** Start of Provided information **
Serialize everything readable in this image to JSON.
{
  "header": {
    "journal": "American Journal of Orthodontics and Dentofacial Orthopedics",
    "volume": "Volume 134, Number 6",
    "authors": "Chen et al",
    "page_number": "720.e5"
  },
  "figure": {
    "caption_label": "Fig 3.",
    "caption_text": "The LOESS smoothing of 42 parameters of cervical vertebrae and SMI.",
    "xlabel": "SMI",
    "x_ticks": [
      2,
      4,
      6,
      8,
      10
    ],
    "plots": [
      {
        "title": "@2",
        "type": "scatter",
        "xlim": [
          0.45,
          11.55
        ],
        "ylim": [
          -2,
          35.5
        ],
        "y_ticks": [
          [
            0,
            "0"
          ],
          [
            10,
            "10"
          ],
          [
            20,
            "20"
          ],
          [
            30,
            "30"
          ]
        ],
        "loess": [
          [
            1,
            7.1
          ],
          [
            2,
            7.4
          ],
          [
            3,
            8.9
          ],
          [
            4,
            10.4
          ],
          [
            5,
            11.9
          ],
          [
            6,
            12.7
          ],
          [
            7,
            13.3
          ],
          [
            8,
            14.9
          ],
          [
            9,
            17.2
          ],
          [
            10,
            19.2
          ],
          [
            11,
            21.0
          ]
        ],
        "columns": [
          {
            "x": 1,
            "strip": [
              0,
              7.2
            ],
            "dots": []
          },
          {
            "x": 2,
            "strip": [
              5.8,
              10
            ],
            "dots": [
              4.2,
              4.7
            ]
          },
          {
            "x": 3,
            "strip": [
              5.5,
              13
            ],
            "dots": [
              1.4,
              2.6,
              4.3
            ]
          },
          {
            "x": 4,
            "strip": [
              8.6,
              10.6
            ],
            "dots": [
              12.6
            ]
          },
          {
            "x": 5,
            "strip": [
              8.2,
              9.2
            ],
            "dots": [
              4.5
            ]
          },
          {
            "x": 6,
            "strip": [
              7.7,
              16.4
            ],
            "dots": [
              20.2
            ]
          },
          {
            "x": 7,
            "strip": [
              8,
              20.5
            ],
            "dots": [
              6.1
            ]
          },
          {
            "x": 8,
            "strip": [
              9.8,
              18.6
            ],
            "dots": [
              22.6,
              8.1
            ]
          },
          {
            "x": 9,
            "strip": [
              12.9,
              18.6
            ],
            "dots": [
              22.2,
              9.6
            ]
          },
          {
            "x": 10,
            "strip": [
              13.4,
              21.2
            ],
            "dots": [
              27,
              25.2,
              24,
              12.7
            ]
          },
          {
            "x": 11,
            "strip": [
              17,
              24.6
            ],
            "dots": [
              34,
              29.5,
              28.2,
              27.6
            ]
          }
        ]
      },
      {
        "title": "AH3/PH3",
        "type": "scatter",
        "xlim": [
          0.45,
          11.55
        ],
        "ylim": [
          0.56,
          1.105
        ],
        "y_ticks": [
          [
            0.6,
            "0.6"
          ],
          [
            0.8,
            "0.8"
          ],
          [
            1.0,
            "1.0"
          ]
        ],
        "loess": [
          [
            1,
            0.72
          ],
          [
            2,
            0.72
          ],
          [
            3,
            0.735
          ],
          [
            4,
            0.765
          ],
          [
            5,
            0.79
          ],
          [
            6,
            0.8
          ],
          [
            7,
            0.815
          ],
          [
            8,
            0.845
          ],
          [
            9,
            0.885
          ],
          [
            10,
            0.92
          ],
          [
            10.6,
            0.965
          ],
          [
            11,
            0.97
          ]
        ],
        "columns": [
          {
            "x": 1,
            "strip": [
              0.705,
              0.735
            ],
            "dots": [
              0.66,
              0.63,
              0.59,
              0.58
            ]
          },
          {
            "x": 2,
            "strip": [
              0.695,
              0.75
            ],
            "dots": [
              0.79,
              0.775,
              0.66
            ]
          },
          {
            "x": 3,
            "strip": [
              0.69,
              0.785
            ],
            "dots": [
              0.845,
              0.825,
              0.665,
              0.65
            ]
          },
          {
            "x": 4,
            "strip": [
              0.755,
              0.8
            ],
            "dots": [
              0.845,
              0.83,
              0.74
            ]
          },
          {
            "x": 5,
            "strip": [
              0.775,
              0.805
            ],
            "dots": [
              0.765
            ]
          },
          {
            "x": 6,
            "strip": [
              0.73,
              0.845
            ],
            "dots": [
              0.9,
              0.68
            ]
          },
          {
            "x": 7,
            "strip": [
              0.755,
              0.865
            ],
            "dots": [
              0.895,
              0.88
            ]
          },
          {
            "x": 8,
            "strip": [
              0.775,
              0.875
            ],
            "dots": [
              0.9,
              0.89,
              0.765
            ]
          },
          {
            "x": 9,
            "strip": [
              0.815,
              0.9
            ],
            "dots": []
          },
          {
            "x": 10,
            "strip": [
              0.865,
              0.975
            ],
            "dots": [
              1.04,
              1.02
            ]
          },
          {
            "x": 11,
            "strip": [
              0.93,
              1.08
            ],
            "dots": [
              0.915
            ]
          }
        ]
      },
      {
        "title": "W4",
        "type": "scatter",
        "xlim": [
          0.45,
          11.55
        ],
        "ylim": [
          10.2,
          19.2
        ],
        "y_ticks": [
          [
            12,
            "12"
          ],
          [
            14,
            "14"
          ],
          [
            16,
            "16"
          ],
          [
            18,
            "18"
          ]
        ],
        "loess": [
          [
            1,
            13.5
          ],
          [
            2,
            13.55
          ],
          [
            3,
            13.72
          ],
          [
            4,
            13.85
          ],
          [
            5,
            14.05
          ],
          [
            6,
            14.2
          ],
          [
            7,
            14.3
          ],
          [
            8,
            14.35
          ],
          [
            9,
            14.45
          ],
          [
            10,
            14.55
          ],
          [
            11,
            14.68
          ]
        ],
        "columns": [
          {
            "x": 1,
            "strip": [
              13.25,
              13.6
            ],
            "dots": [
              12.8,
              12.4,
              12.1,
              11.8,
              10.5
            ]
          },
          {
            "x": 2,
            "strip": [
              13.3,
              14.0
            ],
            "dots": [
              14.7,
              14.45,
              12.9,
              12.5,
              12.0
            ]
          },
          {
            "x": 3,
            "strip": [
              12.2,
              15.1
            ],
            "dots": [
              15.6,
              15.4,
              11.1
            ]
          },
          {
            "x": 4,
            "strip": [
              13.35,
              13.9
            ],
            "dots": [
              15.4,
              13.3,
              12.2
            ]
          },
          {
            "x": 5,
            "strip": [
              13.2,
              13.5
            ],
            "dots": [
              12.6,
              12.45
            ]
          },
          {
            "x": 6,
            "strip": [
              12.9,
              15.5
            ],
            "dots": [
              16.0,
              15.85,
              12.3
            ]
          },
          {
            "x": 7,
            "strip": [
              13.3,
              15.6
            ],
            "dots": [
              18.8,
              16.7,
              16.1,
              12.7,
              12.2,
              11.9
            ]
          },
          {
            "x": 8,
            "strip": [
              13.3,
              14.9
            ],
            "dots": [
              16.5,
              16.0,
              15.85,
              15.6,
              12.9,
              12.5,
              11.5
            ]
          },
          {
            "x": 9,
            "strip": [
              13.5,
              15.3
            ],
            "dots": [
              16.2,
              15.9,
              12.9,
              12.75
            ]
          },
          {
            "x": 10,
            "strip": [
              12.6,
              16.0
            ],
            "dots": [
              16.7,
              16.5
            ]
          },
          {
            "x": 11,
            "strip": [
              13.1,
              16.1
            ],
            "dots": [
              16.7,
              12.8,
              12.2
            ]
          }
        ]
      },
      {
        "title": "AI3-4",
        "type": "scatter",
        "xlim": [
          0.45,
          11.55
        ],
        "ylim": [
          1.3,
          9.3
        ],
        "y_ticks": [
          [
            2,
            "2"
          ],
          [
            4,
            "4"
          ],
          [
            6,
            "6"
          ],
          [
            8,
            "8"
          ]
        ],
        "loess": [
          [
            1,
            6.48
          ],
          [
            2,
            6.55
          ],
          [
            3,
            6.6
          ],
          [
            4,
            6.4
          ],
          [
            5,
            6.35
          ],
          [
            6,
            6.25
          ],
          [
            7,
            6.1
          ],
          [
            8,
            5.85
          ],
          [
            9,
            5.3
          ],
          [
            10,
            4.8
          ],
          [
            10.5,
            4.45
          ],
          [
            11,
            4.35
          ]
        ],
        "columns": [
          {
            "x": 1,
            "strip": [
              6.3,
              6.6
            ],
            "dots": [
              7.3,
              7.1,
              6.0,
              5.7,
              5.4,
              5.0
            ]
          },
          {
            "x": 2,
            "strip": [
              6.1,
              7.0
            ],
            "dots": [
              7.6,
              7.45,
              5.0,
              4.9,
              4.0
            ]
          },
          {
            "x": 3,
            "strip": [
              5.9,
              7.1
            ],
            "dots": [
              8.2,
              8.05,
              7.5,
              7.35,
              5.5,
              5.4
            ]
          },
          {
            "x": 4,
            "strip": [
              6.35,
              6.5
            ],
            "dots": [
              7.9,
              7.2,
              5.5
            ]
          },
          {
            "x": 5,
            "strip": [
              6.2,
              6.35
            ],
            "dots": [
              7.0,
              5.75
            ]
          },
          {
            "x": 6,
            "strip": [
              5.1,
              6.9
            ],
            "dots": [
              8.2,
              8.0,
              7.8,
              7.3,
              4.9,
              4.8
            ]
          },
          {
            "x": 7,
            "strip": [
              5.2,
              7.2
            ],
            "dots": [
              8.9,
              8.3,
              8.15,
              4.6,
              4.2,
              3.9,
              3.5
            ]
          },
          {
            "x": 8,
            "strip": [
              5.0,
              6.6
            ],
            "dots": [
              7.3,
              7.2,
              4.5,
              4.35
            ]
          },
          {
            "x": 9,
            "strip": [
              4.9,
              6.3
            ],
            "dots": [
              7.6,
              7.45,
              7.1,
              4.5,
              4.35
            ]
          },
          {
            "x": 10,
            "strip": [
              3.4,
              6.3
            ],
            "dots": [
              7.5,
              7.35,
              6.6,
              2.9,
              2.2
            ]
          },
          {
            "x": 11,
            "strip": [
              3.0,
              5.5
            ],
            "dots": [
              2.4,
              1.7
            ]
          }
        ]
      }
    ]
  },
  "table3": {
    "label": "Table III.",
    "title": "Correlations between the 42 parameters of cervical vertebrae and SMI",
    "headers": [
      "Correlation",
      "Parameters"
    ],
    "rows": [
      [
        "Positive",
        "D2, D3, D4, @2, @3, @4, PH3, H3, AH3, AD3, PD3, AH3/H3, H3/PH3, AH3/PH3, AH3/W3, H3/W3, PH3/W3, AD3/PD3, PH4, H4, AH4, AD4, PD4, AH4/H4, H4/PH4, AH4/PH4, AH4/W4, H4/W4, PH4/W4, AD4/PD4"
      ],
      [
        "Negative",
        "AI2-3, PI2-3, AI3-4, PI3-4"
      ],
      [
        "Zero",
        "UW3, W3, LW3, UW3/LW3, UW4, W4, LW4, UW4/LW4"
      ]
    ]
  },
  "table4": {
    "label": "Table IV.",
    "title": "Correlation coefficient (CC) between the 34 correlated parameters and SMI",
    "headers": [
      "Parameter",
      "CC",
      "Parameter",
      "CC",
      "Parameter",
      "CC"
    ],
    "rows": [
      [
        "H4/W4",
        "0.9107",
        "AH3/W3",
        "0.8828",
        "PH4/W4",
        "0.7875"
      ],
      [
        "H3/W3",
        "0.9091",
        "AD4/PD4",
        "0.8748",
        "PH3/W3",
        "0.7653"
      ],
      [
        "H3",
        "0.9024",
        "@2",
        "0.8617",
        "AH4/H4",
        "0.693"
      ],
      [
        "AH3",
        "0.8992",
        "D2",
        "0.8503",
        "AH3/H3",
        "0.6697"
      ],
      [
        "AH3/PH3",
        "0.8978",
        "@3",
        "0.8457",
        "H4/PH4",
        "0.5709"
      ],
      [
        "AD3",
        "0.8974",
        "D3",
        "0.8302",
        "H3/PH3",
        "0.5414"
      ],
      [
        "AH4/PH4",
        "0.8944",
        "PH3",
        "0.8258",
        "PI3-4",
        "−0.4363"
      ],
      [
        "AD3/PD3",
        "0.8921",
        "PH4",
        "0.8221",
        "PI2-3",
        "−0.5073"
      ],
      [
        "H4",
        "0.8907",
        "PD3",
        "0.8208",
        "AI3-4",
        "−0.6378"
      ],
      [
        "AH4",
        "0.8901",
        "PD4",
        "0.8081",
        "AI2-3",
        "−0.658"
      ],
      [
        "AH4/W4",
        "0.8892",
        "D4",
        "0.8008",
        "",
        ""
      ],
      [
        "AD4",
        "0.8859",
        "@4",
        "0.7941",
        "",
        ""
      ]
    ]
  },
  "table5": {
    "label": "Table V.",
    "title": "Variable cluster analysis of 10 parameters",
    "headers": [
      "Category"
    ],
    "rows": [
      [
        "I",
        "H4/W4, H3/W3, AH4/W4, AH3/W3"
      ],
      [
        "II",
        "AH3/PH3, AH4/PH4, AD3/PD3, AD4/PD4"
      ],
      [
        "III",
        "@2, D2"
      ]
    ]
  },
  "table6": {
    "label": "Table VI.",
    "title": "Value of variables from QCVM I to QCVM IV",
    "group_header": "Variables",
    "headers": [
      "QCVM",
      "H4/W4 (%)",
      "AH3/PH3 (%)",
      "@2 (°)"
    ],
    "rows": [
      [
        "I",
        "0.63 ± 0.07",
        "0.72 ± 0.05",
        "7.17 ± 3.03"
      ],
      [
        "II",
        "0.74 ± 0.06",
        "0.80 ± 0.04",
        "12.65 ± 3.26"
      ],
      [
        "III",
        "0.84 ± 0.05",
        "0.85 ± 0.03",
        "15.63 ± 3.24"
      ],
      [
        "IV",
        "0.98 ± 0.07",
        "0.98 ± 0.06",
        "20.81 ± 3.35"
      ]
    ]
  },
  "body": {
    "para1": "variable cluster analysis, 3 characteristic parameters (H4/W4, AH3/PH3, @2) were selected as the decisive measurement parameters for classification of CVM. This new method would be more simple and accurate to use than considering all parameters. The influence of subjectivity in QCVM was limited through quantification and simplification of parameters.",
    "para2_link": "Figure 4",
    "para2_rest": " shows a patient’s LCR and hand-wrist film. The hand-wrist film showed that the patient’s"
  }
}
** End of Provided information **
Work instructions:
For each line of the entries that includes "vertebrae", show that line.

Answer to this exercise:
    "caption_text": "The LOESS smoothing of 42 parameters of cervical vertebrae and SMI.",
    "title": "Correlations between the 42 parameters of cervical vertebrae and SMI",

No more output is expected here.